28.4.16

Les absentes





Une demi-heure d’avance. Le temps d’un café à la terrasse d’une brasserie, toute proche de notre rendez-vous, derrière les Invalides.
Un café pour moi, un verre d’eau pour mon fils.
Tu es sûr ? Oui. Bon va pour un verre d’eau.
Un cube aux facettes multicolores virevolte dans les mains de mon gamin ; le désir de parvenir à une unité de couleur sur chacune des faces occupe autant son esprit que ses doigts, les mouvements sont prestes et limpides. A ses dires, ce cube, prêté par l’ami qui lui donne tous les « trucs » pour parvenir au résultat idéal, a de bien meilleures performances que le sien. Ce serait lié à la marque de l’objet, sa fabrication différente offrirait une plus grande fluidité aux mouvements et donc une plus grande rapidité d’exécution. Il aspire à se l’offrir dès que son argent de poche le lui permettra. Plus que deux semaines.

Tandis que le cube s’uniformise, deux femmes s’installent autour de la table contiguë à la nôtre. Une grande femme aux formes généreuses aide la vieille dame qu’elle accompagne à s’asseoir. Les gestes sont lents et respectueux.
La vieille dame s’assoit. Je la reconnais.

————————

CONSIGNE 1 »
Citez intégralement le texte « Les absentes », sans y changer un seul mot.

————————

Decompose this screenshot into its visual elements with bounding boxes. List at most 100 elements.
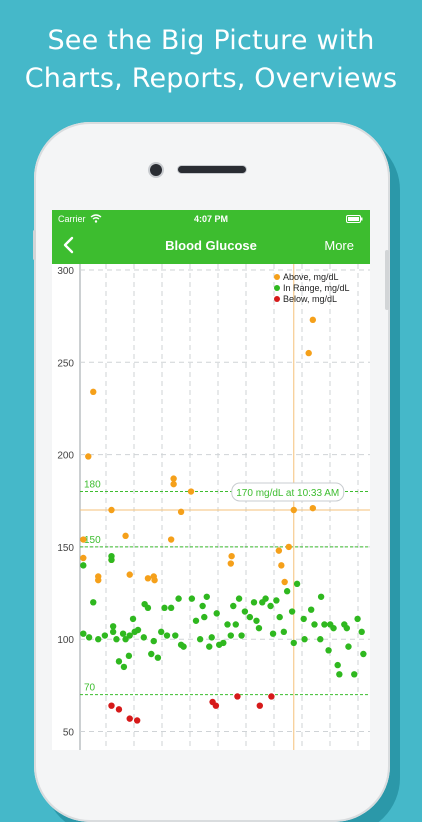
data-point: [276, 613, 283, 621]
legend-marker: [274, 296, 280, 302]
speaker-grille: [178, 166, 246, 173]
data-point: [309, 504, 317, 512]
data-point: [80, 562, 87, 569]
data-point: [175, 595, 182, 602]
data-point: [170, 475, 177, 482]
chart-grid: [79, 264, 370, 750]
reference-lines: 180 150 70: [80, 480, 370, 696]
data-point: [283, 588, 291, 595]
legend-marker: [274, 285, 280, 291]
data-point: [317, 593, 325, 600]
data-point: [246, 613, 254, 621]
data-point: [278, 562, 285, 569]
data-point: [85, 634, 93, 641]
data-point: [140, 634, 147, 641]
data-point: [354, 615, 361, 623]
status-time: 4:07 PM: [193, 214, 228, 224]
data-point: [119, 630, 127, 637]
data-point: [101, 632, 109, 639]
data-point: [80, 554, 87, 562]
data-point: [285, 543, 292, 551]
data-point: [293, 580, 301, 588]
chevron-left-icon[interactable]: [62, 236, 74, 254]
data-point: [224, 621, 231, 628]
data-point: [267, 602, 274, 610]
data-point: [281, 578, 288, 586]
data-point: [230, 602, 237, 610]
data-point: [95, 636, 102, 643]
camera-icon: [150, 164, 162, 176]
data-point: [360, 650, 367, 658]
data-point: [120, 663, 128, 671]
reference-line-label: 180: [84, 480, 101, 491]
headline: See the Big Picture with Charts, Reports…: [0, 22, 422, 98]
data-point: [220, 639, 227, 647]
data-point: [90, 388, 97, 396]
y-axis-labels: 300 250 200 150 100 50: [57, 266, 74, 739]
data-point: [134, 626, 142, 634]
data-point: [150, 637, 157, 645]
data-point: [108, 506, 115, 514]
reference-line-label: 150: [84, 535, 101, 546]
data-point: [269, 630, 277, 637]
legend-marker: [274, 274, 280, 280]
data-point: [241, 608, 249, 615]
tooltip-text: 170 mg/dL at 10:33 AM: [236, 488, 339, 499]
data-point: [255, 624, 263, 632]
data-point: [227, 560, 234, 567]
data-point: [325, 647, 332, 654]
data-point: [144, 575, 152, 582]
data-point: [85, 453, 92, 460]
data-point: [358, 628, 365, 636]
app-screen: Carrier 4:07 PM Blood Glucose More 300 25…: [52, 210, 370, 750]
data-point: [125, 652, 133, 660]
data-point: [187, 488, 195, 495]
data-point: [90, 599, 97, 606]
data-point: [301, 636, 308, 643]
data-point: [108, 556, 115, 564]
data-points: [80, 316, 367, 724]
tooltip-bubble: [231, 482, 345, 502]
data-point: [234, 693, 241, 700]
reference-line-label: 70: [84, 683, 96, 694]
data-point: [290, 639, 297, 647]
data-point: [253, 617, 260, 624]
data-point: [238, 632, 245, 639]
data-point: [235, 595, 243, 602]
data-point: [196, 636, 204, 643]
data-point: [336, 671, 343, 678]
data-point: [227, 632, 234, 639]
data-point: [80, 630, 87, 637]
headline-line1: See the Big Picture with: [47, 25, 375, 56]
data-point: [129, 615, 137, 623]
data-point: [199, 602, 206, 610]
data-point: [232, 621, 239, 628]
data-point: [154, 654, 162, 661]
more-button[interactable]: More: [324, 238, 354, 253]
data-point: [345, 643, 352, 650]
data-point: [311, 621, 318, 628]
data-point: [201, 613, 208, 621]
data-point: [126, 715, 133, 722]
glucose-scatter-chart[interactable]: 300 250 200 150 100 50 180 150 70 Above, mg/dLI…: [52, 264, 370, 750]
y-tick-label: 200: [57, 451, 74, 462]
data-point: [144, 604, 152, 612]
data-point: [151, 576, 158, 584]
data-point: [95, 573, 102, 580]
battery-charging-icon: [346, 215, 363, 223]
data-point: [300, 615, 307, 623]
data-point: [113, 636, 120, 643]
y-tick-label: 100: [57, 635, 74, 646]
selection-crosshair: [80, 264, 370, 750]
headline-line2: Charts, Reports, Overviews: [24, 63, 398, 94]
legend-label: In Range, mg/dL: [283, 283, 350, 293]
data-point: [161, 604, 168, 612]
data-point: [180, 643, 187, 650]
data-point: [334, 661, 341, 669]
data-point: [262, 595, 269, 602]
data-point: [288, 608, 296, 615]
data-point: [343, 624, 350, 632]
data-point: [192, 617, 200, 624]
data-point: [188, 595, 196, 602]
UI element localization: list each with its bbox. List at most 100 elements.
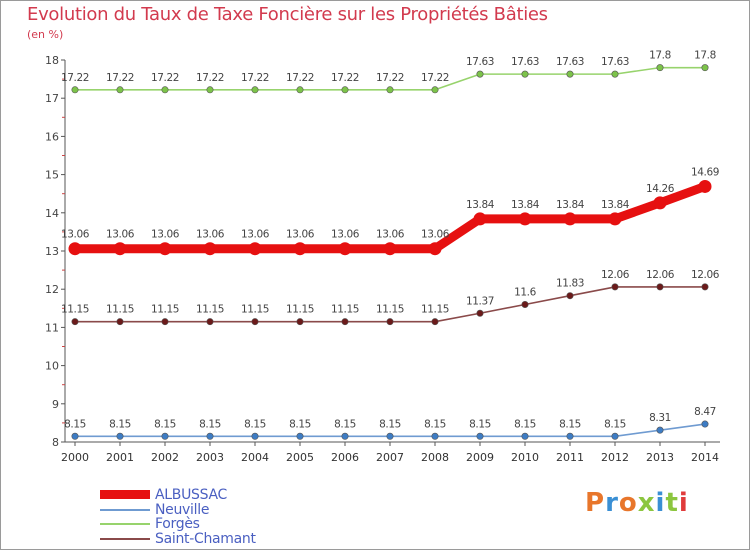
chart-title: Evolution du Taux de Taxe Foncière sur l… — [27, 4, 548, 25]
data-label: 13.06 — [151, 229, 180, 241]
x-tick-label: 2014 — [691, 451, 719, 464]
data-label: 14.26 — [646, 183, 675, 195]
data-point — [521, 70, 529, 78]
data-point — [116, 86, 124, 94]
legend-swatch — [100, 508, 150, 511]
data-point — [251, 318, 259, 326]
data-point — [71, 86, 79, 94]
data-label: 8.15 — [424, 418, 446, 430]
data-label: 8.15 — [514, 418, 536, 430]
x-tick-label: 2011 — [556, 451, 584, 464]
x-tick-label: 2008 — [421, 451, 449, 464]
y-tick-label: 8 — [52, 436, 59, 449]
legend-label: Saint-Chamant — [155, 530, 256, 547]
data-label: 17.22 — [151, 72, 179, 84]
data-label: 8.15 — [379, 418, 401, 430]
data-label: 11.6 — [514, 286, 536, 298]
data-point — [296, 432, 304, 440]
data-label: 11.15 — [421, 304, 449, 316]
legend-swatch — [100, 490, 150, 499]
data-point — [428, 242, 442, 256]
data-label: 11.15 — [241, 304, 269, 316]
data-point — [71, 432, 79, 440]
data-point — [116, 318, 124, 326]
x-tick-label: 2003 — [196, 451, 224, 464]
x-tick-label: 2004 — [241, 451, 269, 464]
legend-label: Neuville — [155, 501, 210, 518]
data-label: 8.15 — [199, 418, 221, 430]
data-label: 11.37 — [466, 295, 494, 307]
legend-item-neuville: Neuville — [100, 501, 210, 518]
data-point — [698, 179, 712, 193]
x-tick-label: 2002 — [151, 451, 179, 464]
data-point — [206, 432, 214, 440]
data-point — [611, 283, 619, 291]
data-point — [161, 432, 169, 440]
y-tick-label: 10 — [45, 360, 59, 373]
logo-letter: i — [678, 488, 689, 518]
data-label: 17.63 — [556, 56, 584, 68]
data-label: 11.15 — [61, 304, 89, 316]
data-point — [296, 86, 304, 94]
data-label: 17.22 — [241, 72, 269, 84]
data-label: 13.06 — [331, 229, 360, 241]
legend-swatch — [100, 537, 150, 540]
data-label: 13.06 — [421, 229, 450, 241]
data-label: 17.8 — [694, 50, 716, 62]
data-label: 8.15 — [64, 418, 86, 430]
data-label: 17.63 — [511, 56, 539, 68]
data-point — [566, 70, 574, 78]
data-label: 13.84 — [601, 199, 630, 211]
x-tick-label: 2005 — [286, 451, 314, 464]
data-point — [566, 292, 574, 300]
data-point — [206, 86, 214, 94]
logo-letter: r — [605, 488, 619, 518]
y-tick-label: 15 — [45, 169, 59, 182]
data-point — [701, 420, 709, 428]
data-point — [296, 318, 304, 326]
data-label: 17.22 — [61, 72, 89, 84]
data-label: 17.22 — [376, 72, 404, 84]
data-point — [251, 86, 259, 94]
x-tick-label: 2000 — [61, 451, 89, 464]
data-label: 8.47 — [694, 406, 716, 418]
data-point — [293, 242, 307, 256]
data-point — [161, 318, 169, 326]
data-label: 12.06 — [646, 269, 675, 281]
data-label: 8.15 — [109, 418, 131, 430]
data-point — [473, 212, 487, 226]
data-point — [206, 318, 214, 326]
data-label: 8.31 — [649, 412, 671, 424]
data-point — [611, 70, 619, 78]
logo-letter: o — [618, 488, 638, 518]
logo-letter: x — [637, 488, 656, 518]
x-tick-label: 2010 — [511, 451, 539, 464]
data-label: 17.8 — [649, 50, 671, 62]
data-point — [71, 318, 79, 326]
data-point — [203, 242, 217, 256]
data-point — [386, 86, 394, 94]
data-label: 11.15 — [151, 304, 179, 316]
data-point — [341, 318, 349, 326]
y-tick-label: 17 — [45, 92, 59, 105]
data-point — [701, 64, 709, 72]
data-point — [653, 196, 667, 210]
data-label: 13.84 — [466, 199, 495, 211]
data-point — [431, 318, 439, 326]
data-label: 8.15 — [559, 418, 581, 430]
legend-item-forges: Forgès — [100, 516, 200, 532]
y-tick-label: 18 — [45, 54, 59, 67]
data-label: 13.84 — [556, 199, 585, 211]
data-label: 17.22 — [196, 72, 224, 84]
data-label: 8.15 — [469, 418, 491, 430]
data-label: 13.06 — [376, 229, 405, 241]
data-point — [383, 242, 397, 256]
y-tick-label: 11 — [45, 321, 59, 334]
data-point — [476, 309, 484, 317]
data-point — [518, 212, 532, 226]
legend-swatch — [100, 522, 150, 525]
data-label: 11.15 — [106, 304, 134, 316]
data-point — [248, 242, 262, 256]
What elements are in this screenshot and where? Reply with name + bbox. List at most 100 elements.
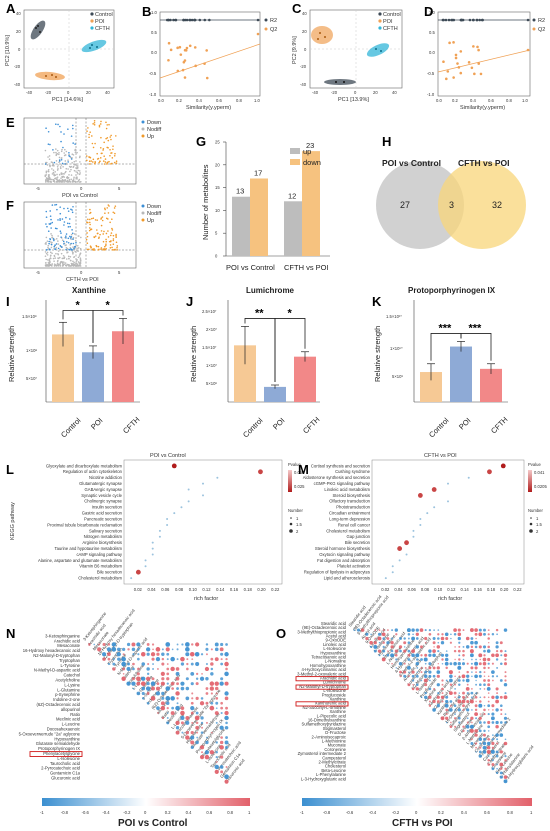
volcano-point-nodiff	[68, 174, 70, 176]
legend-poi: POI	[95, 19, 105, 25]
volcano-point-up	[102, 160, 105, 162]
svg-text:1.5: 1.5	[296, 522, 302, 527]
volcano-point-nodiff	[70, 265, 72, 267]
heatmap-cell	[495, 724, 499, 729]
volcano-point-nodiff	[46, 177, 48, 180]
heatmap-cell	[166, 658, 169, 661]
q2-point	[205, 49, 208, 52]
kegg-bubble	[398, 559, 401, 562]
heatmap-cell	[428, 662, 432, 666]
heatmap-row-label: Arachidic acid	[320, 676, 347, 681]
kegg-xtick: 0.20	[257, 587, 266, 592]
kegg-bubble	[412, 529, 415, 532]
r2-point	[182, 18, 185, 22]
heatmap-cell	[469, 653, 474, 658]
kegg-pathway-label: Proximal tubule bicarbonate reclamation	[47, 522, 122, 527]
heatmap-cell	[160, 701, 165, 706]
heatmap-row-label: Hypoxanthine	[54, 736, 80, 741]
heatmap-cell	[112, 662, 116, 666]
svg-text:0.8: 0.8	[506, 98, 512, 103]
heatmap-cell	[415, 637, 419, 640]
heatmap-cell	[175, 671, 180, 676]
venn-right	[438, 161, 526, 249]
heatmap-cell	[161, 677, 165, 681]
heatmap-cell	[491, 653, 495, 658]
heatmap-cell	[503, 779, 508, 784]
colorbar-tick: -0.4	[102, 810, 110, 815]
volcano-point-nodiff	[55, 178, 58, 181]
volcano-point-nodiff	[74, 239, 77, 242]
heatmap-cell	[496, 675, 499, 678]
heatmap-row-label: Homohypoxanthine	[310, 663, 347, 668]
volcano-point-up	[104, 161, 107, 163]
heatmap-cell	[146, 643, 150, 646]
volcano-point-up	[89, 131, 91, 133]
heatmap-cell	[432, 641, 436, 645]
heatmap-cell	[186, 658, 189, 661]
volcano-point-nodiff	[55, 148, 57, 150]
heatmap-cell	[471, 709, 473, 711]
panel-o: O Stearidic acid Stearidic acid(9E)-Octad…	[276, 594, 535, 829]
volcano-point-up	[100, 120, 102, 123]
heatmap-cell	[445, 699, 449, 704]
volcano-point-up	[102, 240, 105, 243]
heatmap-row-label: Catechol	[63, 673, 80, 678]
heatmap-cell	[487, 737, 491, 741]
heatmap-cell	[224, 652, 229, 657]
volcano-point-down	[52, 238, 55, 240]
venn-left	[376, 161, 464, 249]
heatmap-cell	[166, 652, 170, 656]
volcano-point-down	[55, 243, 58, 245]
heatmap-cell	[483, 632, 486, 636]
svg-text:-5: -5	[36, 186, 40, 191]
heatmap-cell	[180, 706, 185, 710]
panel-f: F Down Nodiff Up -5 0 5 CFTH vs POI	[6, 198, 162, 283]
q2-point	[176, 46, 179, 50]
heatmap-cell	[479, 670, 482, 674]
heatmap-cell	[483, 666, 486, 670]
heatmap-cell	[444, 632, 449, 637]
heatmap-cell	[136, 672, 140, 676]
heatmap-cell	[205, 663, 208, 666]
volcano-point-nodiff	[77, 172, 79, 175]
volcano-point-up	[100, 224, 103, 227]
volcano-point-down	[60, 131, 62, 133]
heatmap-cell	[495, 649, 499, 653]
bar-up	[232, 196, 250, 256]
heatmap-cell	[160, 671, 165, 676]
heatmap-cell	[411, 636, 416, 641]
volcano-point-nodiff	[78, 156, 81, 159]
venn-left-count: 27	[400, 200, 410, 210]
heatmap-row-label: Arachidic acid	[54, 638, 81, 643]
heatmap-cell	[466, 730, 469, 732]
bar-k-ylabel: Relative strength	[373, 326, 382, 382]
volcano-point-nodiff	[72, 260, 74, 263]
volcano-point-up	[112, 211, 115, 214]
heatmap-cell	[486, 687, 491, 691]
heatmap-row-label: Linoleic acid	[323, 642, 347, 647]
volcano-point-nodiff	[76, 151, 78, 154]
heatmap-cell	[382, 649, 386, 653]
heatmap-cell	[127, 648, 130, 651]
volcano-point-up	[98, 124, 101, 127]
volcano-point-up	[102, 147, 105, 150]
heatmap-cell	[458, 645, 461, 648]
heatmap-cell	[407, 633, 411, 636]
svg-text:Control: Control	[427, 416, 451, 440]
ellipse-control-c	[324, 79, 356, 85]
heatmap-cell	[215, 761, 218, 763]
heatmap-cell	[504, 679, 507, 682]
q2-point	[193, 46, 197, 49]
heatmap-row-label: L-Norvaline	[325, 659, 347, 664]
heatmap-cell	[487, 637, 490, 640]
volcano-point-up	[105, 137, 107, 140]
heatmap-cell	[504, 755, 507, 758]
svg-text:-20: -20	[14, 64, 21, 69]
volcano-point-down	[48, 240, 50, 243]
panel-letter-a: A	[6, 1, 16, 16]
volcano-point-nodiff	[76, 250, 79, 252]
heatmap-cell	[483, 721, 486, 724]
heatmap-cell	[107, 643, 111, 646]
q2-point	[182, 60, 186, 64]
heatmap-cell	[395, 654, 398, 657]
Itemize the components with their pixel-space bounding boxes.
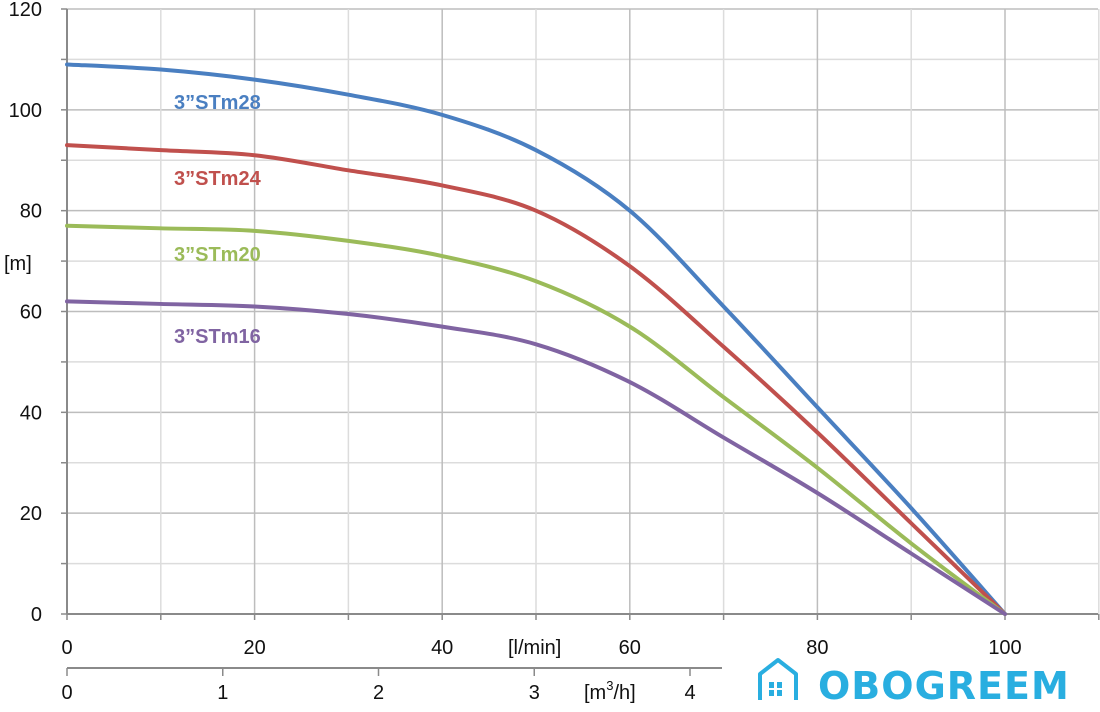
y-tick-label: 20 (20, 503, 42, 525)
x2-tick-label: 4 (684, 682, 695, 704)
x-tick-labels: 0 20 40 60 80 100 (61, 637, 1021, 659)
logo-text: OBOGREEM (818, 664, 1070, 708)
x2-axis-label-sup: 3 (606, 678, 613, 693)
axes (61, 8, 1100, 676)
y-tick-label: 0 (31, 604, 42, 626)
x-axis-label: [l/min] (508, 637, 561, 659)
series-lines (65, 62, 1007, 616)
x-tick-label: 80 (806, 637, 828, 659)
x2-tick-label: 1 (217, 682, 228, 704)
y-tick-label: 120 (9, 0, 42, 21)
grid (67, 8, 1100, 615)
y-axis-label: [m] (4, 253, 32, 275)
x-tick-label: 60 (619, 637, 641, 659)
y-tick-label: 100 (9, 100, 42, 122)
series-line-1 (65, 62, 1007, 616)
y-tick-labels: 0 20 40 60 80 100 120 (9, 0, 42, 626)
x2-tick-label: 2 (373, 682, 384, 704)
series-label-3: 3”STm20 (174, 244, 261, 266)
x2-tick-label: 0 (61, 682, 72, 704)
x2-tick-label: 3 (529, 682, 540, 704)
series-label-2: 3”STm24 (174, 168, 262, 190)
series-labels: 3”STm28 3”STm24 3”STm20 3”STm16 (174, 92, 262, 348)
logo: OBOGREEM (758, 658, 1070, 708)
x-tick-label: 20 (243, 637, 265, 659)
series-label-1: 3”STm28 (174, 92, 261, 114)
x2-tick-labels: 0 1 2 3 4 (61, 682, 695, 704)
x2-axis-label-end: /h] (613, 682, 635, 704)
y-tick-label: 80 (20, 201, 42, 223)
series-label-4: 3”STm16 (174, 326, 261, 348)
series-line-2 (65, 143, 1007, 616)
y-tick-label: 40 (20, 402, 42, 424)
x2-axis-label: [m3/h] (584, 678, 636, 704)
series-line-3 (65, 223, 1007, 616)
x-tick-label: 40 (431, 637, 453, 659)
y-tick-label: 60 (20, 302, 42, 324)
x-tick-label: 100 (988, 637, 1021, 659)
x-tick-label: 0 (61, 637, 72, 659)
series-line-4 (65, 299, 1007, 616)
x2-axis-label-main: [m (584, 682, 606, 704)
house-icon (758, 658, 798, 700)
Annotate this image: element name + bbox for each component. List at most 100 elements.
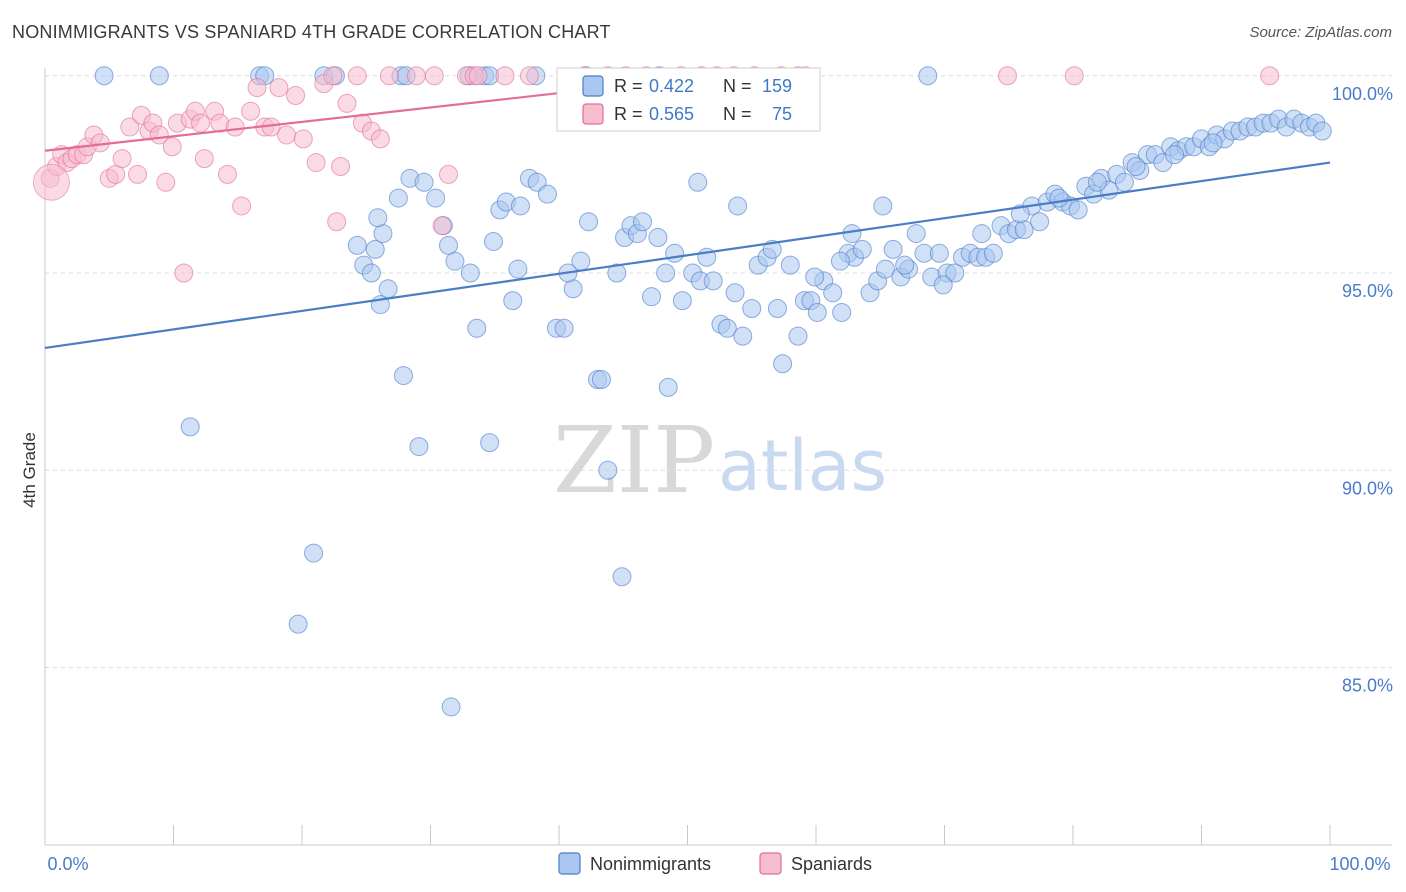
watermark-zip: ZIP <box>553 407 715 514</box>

————————

CONSIGNE 2 »
Dans les enregistrements, imprimez uniquement les lignes qui vont de celle contenant « data-point: [276, 613, 283, 621] » jusqu'à celle contenant « data-point: [290, 639, 297, 647] ». Commencez à la ligne qui contient « data-point: [276, 613, 283, 621] » et arrêtez-vous après celle qui contient « data-point: [290, 639, 297, 647] ».

RÉPONSE RÉDIGÉE 1 »
28.4.16

Les absentes





Une demi-heure d’avance. Le temps d’un café à la terrasse d’une brasserie, toute proche de notre rendez-vous, derrière les Invalides.
Un café pour moi, un verre d’eau pour mon fils.
Tu es sûr ? Oui. Bon va pour un verre d’eau.
Un cube aux facettes multicolores virevolte dans les mains de mon gamin ; le désir de parvenir à une unité de couleur sur chacune des faces occupe autant son esprit que ses doigts, les mouvements sont prestes et limpides. A ses dires, ce cube, prêté par l’ami qui lui donne tous les « trucs » pour parvenir au résultat idéal, a de bien meilleures performances que le sien. Ce serait lié à la marque de l’objet, sa fabrication différente offrirait une plus grande fluidité aux mouvements et donc une plus grande rapidité d’exécution. Il aspire à se l’offrir dès que son argent de poche le lui permettra. Plus que deux semaines.

Tandis que le cube s’uniformise, deux femmes s’installent autour de la table contiguë à la nôtre. Une grande femme aux formes généreuses aide la vieille dame qu’elle accompagne à s’asseoir. Les gestes sont lents et respectueux.
La vieille dame s’assoit. Je la reconnais.

RÉPONSE RÉDIGÉE 2 »
data-point: [276, 613, 283, 621]
legend-marker: [274, 296, 280, 302]
speaker-grille: [178, 166, 246, 173]
data-point: [309, 504, 317, 512]
data-point: [80, 562, 87, 569]
data-point: [175, 595, 182, 602]
data-point: [170, 475, 177, 482]
chart-grid: [79, 264, 370, 750]
reference-lines: 180 150 70: [80, 480, 370, 696]
data-point: [283, 588, 291, 595]
legend-marker: [274, 285, 280, 291]
data-point: [317, 593, 325, 600]
data-point: [246, 613, 254, 621]
data-point: [278, 562, 285, 569]
data-point: [85, 634, 93, 641]
data-point: [140, 634, 147, 641]
data-point: [354, 615, 361, 623]
status-time: 4:07 PM: [193, 214, 228, 224]
data-point: [119, 630, 127, 637]
data-point: [101, 632, 109, 639]
data-point: [80, 554, 87, 562]
data-point: [285, 543, 292, 551]
data-point: [293, 580, 301, 588]
chevron-left-icon[interactable]: [62, 236, 74, 254]
data-point: [224, 621, 231, 628]
data-point: [267, 602, 274, 610]
data-point: [281, 578, 288, 586]
data-point: [230, 602, 237, 610]
data-point: [95, 636, 102, 643]
camera-icon: [150, 164, 162, 176]
data-point: [360, 650, 367, 658]
data-point: [120, 663, 128, 671]
reference-line-label: 180: [84, 480, 101, 491]
headline: See the Big Picture with Charts, Reports…: [0, 22, 422, 98]
data-point: [220, 639, 227, 647]
data-point: [90, 388, 97, 396]
y-axis-labels: 300 250 200 150 100 50: [57, 266, 74, 739]
data-point: [134, 626, 142, 634]
data-point: [150, 637, 157, 645]
data-point: [108, 506, 115, 514]
reference-line-label: 150: [84, 535, 101, 546]
data-point: [269, 630, 277, 637]
legend-marker: [274, 274, 280, 280]
data-point: [241, 608, 249, 615]
tooltip-text: 170 mg/dL at 10:33 AM: [236, 488, 339, 499]
data-point: [255, 624, 263, 632]
data-point: [227, 560, 234, 567]
data-point: [325, 647, 332, 654]
data-point: [144, 575, 152, 582]
data-point: [85, 453, 92, 460]
data-point: [358, 628, 365, 636]
app-screen: Carrier 4:07 PM Blood Glucose More 300 25…: [52, 210, 370, 750]
data-point: [125, 652, 133, 660]
data-point: [187, 488, 195, 495]
data-point: [90, 599, 97, 606]
data-point: [301, 636, 308, 643]
data-point: [108, 556, 115, 564]
data-points: [80, 316, 367, 724]
tooltip-bubble: [231, 482, 345, 502]
data-point: [234, 693, 241, 700]
reference-line-label: 70: [84, 683, 96, 694]
data-point: [290, 639, 297, 647]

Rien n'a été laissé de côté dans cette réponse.